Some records
☆ ☆ ☆ ☆ ☆
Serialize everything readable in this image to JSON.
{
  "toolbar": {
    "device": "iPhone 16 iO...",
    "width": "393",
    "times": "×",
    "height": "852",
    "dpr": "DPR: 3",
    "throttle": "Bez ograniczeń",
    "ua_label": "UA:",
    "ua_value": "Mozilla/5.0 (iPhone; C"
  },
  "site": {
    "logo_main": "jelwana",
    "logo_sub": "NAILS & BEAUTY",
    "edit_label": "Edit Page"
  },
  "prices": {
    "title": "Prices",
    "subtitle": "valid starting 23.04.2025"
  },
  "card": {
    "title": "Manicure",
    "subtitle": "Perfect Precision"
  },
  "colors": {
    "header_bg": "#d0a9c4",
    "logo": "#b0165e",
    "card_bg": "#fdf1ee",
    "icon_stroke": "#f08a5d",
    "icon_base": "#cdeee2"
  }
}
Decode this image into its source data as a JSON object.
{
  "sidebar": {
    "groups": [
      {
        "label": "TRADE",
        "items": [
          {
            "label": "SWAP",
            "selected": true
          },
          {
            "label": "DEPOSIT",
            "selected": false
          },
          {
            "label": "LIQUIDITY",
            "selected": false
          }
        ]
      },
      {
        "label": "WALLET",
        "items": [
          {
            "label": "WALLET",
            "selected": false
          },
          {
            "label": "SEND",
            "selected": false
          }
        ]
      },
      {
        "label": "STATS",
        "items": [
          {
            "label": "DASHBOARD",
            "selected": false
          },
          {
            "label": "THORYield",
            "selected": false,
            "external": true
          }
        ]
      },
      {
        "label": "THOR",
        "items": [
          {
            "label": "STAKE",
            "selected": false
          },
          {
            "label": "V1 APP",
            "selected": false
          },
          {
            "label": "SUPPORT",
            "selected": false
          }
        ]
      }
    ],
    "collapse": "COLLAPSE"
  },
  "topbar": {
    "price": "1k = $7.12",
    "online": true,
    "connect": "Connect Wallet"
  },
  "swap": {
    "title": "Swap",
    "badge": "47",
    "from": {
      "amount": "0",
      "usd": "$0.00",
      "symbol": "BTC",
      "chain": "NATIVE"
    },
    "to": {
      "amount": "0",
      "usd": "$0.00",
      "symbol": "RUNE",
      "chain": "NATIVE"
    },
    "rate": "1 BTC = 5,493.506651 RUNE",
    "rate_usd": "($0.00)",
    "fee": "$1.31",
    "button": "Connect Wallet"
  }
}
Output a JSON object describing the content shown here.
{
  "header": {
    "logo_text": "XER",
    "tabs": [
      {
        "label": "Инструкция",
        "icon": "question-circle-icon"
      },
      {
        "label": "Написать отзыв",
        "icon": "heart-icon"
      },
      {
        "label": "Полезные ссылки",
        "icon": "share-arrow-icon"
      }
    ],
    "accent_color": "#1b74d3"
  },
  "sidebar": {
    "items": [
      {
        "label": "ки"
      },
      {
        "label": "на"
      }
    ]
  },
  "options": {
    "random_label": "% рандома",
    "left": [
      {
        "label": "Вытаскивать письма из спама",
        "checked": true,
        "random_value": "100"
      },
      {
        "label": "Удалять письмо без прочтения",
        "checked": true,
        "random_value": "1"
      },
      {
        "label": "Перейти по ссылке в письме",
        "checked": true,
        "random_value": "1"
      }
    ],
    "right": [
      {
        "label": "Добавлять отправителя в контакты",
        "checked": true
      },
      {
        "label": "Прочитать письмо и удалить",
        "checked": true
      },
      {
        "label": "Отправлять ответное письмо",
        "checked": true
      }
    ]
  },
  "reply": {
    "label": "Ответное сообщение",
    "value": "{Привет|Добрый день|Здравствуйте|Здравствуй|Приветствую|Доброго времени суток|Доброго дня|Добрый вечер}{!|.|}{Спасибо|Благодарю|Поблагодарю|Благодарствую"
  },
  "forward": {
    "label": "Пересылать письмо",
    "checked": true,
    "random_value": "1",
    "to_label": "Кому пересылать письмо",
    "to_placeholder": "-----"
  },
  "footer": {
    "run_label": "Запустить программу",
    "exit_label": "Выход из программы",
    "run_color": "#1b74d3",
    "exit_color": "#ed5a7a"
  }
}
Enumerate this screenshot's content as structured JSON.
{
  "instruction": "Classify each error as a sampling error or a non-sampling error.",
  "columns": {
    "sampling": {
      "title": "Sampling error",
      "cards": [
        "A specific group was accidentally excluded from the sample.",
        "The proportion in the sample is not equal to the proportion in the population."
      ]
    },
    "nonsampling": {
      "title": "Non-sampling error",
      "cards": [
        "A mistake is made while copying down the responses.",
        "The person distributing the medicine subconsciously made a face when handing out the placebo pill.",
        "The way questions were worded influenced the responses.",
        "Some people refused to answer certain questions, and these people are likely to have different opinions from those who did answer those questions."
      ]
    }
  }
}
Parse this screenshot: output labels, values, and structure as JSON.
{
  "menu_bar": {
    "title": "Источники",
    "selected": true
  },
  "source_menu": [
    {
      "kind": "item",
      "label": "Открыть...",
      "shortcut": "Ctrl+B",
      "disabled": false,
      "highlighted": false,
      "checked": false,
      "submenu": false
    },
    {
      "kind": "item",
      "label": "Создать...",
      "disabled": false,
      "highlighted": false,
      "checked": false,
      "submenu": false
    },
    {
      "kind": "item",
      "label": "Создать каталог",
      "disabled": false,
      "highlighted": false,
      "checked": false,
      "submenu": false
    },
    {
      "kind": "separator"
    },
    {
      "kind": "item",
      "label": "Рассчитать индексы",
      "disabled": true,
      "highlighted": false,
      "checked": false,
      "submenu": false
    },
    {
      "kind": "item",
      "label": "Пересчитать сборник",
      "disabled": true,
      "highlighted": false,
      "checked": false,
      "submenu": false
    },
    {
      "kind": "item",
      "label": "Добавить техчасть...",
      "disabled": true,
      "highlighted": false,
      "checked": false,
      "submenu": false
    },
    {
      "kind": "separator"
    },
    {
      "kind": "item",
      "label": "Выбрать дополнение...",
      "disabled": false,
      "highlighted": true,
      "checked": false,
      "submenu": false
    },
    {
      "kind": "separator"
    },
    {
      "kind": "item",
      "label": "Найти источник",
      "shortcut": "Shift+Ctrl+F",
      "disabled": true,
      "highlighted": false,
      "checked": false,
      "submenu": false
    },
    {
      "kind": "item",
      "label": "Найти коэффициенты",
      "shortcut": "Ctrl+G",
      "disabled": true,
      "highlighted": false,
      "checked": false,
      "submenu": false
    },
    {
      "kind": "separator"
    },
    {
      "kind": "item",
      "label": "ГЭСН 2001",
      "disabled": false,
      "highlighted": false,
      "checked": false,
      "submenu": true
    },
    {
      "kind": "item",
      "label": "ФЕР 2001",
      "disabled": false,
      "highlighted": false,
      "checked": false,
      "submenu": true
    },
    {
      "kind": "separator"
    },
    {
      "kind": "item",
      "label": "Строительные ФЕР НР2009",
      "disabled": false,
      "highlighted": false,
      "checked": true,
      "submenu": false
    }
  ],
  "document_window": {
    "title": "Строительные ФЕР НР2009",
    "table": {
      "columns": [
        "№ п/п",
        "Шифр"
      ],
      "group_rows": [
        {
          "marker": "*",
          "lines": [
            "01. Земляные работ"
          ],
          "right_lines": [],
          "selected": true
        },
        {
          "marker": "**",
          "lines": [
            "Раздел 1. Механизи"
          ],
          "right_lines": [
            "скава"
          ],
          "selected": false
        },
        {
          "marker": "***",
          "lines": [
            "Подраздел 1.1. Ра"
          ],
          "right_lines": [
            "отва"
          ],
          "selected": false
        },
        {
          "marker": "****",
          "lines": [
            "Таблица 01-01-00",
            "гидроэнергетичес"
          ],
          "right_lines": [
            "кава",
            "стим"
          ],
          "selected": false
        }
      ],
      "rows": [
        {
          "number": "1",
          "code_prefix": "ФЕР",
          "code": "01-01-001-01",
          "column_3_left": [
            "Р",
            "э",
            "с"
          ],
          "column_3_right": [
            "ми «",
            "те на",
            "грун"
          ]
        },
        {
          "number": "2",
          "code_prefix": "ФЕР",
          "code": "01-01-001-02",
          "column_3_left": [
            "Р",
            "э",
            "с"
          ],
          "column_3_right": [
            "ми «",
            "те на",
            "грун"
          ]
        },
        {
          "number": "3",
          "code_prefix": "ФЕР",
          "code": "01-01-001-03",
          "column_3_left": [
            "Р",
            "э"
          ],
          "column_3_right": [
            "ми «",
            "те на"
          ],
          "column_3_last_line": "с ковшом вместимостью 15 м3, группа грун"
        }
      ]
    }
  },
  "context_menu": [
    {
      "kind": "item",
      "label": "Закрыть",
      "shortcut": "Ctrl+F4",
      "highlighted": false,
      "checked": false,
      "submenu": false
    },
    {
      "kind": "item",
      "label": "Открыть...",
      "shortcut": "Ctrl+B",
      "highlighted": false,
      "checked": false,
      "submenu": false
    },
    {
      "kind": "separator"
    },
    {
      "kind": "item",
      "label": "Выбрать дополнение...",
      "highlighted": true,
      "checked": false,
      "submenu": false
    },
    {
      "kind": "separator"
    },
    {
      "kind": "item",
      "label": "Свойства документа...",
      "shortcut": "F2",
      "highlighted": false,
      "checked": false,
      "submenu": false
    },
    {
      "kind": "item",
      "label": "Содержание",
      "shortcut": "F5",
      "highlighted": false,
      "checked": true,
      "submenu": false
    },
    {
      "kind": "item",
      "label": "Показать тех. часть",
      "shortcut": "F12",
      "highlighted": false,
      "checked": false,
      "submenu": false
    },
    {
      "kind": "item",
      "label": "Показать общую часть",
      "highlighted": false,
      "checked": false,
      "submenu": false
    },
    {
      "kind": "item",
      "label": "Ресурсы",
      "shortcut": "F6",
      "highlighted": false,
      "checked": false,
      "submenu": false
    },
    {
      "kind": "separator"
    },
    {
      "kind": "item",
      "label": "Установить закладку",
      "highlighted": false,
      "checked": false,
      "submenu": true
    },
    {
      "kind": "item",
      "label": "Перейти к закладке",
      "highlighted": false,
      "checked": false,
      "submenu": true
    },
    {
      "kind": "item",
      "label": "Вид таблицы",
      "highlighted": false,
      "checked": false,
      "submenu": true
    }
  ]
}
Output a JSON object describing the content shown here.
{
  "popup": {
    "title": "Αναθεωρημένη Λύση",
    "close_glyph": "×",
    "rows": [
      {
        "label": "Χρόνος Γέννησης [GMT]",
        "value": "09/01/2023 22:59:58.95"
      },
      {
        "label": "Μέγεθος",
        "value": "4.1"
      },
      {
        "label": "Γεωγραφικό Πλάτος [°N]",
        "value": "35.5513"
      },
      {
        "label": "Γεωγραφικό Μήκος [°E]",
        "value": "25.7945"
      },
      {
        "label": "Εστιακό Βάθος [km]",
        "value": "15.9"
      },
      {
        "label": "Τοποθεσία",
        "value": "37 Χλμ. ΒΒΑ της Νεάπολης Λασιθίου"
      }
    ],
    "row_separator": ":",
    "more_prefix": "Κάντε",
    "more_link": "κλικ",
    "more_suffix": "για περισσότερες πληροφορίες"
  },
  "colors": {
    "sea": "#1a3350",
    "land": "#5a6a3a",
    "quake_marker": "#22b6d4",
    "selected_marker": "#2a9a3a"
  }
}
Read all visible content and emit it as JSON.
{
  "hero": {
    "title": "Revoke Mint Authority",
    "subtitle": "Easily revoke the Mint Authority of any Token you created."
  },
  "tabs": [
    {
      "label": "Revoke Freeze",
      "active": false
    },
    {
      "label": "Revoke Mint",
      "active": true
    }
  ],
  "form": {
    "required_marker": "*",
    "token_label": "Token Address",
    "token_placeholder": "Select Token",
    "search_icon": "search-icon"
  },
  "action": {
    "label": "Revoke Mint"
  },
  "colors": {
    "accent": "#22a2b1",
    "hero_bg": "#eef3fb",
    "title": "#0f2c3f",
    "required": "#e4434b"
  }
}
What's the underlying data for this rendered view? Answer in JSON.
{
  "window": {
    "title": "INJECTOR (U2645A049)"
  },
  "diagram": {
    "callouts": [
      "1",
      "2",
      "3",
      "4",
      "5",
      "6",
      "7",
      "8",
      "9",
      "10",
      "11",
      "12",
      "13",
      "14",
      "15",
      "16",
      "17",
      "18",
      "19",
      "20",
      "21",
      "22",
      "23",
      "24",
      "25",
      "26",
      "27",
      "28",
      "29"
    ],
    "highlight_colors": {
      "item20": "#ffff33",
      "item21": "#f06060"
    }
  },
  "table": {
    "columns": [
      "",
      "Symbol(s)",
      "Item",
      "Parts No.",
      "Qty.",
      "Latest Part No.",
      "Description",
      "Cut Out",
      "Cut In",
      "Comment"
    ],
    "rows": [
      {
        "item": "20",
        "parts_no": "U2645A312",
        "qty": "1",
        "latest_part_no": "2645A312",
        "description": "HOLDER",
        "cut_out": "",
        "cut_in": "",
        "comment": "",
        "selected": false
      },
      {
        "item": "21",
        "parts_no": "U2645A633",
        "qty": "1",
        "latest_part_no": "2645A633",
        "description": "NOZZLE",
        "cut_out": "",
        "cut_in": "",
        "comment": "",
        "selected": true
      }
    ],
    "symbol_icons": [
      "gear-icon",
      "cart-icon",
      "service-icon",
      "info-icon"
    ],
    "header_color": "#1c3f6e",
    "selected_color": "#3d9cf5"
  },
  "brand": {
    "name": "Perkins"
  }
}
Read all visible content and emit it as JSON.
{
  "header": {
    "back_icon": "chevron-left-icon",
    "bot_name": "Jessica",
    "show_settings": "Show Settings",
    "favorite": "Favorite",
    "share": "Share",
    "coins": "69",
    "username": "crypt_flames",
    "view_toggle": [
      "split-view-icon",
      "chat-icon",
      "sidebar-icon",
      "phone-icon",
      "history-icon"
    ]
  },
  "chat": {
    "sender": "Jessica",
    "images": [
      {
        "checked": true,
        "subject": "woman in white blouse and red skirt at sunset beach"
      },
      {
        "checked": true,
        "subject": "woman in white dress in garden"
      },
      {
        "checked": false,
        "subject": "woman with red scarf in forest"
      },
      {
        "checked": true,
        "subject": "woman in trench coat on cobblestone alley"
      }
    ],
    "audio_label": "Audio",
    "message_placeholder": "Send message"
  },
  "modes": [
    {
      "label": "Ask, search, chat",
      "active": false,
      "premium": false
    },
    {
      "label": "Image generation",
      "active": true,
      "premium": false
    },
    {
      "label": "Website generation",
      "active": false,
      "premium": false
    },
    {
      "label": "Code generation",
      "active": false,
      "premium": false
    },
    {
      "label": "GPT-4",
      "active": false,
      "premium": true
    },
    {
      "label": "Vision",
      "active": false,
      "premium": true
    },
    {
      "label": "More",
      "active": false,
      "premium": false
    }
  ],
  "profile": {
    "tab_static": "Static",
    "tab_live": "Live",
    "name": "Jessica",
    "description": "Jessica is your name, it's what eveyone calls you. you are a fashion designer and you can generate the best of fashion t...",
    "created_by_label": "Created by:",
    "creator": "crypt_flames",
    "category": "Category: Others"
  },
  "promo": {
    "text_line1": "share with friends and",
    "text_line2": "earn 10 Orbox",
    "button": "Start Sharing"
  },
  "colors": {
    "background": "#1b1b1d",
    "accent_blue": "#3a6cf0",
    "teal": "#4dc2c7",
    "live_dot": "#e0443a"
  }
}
☆ ☆ ☆ ☆ ☆
**Aim of the exercise:** In the entries above, find each line with the string "from" and copy it.

**Response to this exercise:**
    "from": {
        "A specific group was accidentally excluded from the sample.",
        "Some people refused to answer certain questions, and these people are likely to have different opinions from those who did answer those questions."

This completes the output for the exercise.